## Work to do:
Convert the listing below, from its first line through the line containing "divider [17, 1171, 912, 1172]", into a numbered list, omitting any blank lines.

## Dataset records:

****

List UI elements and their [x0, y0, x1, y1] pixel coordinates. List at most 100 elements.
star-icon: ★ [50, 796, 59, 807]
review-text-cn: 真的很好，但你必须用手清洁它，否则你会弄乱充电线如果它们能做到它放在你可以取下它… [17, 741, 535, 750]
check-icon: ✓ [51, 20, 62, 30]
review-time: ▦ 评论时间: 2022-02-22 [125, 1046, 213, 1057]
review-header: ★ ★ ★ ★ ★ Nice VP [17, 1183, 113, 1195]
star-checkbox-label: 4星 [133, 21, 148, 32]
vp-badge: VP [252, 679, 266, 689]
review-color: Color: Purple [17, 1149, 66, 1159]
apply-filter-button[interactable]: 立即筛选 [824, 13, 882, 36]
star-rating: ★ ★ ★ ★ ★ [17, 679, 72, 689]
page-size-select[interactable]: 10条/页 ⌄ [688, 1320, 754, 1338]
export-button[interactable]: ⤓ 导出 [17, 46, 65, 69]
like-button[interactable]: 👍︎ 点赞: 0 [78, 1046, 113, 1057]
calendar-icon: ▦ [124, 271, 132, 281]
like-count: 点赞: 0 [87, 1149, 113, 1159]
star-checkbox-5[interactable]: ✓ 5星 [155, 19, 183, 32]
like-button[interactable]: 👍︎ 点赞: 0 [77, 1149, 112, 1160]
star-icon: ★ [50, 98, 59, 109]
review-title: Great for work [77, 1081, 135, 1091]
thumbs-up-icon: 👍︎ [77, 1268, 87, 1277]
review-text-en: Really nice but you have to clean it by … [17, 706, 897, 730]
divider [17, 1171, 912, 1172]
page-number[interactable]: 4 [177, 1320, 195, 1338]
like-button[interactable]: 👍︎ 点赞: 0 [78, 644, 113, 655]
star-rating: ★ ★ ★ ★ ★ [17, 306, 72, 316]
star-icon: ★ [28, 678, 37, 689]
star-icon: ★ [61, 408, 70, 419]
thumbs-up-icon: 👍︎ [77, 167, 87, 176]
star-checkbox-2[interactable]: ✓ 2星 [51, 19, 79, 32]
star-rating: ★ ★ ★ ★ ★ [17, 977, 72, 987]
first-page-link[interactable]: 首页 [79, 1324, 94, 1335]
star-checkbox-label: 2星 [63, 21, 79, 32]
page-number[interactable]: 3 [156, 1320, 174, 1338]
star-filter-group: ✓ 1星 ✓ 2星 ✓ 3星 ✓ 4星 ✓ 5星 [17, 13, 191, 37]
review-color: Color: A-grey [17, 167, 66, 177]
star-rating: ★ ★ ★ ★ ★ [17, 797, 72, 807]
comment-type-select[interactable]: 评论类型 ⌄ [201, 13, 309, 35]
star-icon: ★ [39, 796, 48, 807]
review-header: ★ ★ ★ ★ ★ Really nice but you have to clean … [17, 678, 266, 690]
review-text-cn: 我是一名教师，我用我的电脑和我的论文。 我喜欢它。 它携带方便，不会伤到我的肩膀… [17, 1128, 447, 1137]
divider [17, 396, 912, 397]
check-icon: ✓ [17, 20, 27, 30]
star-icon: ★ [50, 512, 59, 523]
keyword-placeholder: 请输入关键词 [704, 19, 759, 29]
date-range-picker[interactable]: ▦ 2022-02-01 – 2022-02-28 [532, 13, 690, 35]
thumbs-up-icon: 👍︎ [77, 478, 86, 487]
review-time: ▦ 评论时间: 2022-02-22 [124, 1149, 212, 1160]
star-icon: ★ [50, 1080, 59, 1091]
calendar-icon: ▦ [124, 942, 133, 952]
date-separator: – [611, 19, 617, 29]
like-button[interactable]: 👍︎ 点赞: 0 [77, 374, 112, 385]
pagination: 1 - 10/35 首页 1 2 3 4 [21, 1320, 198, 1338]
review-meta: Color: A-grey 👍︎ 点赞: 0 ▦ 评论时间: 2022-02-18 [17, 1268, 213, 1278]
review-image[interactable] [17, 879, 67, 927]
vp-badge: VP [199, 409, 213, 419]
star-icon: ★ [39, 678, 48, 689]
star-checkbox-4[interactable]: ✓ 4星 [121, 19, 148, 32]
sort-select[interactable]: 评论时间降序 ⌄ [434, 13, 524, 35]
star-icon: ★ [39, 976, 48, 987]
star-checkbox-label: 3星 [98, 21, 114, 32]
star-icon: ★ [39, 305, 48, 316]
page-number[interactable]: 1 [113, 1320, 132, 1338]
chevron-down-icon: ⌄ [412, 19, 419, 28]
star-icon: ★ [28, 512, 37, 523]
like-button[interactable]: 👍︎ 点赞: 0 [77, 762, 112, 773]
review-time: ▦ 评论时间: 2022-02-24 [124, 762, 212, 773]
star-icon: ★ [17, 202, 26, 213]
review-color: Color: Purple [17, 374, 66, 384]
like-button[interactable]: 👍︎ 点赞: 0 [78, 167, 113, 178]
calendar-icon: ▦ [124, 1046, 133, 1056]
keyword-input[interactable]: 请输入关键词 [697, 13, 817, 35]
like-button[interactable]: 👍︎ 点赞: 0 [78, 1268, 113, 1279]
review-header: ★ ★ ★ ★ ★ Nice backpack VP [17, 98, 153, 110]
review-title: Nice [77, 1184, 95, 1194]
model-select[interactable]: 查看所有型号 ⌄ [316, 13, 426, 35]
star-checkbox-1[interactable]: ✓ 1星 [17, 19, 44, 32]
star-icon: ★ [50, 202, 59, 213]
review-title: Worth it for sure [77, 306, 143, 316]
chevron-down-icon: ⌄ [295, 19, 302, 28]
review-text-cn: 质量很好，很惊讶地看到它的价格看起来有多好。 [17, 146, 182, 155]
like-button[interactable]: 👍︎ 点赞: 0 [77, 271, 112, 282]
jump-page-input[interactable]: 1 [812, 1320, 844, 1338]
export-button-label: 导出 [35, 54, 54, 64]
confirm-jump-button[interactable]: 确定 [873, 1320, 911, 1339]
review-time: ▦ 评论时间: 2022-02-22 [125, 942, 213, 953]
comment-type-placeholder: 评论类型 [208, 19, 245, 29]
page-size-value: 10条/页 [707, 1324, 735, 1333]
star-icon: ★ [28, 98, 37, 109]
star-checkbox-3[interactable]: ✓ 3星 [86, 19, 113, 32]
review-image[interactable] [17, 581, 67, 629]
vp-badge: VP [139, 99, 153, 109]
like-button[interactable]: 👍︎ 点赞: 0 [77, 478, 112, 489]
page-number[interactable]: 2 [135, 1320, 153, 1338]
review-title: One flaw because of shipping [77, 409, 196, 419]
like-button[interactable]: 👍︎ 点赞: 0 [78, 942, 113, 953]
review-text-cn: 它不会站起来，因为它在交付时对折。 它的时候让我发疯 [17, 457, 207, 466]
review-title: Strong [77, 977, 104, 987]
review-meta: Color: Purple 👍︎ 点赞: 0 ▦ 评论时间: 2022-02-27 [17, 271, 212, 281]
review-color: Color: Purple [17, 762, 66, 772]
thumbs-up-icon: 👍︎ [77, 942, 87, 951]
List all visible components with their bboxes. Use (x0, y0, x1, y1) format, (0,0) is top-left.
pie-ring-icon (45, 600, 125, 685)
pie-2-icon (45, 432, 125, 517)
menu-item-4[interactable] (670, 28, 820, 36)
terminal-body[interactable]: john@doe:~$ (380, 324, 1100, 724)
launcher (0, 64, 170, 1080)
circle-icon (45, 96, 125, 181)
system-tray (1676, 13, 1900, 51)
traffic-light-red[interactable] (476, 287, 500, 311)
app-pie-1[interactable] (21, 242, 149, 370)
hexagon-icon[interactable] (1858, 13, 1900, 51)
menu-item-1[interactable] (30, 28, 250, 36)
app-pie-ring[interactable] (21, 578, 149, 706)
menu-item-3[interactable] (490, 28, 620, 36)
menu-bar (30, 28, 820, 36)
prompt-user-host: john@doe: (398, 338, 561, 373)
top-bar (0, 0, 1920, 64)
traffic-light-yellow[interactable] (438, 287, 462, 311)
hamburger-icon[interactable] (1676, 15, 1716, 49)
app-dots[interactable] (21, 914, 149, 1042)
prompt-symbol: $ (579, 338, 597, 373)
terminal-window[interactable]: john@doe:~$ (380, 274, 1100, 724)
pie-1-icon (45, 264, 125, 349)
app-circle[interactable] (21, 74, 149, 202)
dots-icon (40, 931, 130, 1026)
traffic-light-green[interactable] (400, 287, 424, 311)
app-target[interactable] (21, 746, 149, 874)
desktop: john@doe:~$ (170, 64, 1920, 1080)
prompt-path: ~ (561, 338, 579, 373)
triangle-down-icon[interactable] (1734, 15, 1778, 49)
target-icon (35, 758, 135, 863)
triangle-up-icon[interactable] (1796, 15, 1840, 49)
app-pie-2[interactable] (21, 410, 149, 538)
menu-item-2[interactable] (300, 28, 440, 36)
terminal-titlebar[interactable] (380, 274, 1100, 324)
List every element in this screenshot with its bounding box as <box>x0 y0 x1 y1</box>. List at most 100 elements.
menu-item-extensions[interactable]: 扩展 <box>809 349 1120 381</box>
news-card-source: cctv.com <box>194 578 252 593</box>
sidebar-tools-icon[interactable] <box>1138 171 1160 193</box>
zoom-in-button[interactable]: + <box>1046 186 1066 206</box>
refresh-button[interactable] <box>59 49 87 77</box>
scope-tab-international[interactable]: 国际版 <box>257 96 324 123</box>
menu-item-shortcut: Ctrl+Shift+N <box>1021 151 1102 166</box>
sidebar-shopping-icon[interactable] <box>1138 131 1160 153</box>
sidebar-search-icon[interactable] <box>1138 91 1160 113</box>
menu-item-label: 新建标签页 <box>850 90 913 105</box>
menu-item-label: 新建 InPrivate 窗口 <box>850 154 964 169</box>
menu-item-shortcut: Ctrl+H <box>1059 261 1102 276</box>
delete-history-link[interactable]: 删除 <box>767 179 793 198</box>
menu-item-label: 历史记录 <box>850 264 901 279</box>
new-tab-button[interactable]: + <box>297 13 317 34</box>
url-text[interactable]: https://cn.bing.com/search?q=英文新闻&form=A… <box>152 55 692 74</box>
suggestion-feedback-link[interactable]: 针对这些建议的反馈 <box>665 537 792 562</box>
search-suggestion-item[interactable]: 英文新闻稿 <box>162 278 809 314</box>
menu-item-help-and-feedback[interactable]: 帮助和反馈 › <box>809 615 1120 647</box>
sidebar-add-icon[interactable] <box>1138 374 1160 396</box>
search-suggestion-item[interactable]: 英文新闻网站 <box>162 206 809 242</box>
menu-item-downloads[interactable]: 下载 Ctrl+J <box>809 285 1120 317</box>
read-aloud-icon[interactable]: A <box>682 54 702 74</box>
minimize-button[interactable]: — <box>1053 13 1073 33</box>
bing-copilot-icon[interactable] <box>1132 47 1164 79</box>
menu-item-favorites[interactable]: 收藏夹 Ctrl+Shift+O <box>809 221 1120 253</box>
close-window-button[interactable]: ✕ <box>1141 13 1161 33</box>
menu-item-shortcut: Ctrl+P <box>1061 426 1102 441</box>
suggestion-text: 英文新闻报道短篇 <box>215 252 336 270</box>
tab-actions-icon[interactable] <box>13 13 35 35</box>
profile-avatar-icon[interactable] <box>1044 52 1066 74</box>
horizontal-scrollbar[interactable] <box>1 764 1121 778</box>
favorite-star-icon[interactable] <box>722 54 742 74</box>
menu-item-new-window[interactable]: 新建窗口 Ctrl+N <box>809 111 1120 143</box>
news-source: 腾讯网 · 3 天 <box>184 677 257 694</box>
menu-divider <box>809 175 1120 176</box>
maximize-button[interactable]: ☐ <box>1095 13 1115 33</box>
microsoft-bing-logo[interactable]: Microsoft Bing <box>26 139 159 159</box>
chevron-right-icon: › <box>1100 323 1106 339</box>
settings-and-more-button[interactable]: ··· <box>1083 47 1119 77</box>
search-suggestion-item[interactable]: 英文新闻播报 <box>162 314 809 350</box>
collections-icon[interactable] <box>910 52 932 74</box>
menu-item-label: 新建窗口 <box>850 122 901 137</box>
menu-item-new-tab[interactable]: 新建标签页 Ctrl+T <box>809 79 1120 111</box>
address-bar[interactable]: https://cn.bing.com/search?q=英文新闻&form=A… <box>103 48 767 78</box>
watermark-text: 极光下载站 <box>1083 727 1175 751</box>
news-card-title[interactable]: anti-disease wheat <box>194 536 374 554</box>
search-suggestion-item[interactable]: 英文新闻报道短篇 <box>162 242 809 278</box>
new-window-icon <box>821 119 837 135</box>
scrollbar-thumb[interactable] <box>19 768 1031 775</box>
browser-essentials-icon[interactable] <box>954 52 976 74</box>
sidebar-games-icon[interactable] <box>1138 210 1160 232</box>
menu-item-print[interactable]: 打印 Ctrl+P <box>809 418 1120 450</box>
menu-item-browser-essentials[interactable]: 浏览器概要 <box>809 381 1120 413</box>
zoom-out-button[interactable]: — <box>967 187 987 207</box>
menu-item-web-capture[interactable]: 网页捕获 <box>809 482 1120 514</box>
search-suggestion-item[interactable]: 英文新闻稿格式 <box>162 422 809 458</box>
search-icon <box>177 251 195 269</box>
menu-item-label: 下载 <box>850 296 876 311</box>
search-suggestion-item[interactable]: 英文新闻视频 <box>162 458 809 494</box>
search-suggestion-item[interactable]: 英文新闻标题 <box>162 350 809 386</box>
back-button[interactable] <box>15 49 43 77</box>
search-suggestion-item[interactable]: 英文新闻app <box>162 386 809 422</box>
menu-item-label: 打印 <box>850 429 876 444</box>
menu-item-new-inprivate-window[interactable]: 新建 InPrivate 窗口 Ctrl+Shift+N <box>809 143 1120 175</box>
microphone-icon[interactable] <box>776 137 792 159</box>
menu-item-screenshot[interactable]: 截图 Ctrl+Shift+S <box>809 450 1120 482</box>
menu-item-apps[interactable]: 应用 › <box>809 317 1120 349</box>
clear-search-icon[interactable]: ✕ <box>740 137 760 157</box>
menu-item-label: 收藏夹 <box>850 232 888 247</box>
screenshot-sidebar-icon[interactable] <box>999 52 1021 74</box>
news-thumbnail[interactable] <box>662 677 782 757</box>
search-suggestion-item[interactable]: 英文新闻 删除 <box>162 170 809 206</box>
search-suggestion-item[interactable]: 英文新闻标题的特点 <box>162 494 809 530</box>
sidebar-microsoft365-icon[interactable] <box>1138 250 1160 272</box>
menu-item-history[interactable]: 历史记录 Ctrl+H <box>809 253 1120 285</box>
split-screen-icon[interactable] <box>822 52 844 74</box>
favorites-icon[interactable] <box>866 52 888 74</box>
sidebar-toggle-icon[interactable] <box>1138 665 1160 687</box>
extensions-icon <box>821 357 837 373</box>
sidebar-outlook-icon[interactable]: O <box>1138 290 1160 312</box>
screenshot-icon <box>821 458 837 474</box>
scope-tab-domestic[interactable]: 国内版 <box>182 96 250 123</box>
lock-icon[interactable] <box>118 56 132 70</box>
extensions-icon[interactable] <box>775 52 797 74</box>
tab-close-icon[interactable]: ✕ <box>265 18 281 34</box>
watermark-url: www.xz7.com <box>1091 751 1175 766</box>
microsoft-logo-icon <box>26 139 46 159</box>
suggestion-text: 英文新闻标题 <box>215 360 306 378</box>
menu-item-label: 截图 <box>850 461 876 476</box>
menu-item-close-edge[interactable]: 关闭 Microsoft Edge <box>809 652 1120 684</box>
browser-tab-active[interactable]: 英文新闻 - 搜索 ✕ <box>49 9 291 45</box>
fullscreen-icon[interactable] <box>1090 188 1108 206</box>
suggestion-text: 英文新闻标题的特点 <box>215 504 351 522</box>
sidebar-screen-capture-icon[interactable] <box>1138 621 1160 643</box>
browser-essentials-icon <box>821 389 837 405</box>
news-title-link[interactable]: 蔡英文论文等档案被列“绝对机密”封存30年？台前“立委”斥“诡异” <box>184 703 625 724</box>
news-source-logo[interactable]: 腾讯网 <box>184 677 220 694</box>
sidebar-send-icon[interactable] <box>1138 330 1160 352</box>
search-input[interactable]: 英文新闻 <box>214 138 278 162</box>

****

## Answer:
1. List UI elements and their [x0, y0, x1, y1] pixel coordinates. List at most 100 elements.
2. star-icon: ★ [50, 796, 59, 807]
3. review-text-cn: 真的很好，但你必须用手清洁它，否则你会弄乱充电线如果它们能做到它放在你可以取下它… [17, 741, 535, 750]
4. check-icon: ✓ [51, 20, 62, 30]
5. review-time: ▦ 评论时间: 2022-02-22 [125, 1046, 213, 1057]
6. review-header: ★ ★ ★ ★ ★ Nice VP [17, 1183, 113, 1195]
7. star-checkbox-label: 4星 [133, 21, 148, 32]
8. vp-badge: VP [252, 679, 266, 689]
9. review-color: Color: Purple [17, 1149, 66, 1159]
10. apply-filter-button[interactable]: 立即筛选 [824, 13, 882, 36]
11. star-rating: ★ ★ ★ ★ ★ [17, 679, 72, 689]
12. page-size-select[interactable]: 10条/页 ⌄ [688, 1320, 754, 1338]
13. export-button[interactable]: ⤓ 导出 [17, 46, 65, 69]
14. like-button[interactable]: 👍︎ 点赞: 0 [78, 1046, 113, 1057]
15. calendar-icon: ▦ [124, 271, 132, 281]
16. like-count: 点赞: 0 [87, 1149, 113, 1159]
17. star-checkbox-5[interactable]: ✓ 5星 [155, 19, 183, 32]
18. like-button[interactable]: 👍︎ 点赞: 0 [77, 1149, 112, 1160]
19. star-icon: ★ [50, 98, 59, 109]
20. review-title: Great for work [77, 1081, 135, 1091]
21. thumbs-up-icon: 👍︎ [77, 1268, 87, 1277]
22. review-text-en: Really nice but you have to clean it by … [17, 706, 897, 730]
23. divider [17, 1171, 912, 1172]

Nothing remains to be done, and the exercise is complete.